* Given information *
____________
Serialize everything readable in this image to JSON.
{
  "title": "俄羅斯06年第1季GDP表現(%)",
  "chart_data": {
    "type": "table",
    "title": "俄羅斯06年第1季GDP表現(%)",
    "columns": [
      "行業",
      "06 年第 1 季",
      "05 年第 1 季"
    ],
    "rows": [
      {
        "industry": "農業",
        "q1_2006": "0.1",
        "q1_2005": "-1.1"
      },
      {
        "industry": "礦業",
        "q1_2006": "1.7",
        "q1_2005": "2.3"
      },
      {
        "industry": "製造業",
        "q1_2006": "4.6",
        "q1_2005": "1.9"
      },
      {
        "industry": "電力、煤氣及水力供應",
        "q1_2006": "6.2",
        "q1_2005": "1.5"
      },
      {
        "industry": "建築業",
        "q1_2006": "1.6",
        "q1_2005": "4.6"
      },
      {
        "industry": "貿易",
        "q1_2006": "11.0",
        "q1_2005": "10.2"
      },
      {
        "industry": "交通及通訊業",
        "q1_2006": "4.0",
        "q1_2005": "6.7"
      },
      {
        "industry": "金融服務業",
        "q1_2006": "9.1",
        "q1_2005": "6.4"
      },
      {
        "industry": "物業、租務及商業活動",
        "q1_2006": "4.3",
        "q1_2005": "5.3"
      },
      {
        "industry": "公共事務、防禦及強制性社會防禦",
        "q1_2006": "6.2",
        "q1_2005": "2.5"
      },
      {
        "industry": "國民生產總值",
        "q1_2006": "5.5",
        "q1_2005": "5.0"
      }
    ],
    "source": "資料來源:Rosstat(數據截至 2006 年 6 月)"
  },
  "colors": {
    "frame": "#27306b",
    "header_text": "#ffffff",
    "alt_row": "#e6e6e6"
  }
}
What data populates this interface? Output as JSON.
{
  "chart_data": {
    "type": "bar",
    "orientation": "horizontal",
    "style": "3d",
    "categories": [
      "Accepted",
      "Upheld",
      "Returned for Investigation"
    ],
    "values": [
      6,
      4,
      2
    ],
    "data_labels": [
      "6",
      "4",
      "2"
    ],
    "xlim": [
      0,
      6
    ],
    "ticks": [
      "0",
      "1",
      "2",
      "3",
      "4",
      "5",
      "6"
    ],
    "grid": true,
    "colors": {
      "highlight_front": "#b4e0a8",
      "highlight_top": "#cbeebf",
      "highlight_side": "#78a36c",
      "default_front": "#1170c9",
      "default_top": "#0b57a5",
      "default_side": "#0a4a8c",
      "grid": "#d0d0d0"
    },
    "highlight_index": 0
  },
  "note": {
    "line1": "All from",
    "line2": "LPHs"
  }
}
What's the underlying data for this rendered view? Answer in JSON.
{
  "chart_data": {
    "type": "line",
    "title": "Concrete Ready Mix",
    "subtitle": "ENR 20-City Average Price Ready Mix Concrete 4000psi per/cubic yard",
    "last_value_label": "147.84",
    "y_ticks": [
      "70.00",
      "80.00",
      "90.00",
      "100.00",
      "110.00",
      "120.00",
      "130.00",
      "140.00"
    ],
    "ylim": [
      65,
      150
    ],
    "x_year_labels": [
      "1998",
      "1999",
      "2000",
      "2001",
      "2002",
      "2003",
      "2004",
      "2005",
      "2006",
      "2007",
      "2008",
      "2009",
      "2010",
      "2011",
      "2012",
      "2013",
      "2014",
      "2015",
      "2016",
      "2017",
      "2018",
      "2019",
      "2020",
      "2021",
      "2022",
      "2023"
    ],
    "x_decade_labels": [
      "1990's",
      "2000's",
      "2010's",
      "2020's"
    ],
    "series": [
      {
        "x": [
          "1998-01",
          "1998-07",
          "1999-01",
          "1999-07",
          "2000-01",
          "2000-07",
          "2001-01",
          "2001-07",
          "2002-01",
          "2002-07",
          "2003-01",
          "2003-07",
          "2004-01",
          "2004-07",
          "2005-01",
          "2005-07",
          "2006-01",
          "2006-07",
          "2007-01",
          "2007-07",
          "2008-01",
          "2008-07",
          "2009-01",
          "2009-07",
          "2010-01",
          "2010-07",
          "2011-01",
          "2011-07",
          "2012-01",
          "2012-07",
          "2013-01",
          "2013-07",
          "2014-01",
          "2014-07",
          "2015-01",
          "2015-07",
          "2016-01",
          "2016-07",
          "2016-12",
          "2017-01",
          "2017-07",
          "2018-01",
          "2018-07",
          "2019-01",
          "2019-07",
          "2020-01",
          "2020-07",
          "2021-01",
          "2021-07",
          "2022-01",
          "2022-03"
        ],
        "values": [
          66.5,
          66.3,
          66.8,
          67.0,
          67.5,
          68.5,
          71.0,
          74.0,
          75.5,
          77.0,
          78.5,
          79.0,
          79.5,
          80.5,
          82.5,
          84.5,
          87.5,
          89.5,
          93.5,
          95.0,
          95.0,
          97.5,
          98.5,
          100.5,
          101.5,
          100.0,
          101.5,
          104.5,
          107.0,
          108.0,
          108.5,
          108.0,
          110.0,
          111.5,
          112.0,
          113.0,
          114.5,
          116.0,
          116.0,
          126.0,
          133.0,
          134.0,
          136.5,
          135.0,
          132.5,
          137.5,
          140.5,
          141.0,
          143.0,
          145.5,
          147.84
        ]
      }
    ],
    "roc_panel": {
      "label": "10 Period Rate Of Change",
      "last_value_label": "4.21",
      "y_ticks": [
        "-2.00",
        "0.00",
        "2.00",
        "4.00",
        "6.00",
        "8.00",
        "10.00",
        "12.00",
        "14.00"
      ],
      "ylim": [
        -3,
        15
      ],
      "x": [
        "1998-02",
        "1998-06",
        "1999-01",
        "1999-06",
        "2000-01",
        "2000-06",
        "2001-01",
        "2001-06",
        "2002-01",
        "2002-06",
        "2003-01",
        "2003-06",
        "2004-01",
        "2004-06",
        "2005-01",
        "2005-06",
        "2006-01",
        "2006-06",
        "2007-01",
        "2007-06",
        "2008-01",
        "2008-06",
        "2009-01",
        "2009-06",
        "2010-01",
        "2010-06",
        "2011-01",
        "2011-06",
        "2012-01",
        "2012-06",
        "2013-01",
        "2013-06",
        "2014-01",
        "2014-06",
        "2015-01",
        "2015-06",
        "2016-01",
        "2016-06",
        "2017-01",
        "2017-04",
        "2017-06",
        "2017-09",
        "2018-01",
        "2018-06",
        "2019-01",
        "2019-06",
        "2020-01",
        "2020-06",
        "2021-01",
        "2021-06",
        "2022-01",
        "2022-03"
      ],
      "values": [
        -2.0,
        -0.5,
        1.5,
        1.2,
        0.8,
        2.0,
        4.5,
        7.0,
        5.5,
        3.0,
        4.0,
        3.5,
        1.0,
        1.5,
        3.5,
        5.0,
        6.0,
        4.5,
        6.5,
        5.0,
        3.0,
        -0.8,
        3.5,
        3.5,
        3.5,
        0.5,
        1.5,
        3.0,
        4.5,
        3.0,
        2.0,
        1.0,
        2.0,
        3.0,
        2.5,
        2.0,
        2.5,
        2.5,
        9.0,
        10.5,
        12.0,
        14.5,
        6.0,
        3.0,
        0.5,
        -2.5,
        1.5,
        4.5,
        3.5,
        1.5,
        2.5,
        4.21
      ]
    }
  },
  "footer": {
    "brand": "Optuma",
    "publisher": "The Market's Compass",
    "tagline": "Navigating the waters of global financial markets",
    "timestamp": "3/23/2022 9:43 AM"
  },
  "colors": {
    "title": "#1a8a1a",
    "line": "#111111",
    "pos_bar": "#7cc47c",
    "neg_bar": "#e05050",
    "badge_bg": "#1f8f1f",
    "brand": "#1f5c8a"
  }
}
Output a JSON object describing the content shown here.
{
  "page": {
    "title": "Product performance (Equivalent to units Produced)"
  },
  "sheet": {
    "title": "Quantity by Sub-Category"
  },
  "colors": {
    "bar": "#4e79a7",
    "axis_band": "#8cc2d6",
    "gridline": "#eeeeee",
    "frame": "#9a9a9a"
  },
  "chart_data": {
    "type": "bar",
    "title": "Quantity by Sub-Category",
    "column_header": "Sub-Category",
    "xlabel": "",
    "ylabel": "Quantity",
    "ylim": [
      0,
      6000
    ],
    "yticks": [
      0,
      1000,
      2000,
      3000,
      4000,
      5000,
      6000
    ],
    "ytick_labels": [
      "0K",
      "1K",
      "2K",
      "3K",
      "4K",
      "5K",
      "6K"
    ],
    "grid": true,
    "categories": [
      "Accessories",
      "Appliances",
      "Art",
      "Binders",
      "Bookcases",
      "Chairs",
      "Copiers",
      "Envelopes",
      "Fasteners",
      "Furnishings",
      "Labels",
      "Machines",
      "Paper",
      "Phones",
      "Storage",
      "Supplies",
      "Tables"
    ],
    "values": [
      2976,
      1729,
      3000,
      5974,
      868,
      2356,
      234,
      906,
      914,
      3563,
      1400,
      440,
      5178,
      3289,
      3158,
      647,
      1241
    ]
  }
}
____________
* Work instructions *
Write down every line of the data above that includes the string "Category".

* Answer for the task *
    "title": "Quantity by Sub-Category"
    "title": "Quantity by Sub-Category",
    "column_header": "Sub-Category",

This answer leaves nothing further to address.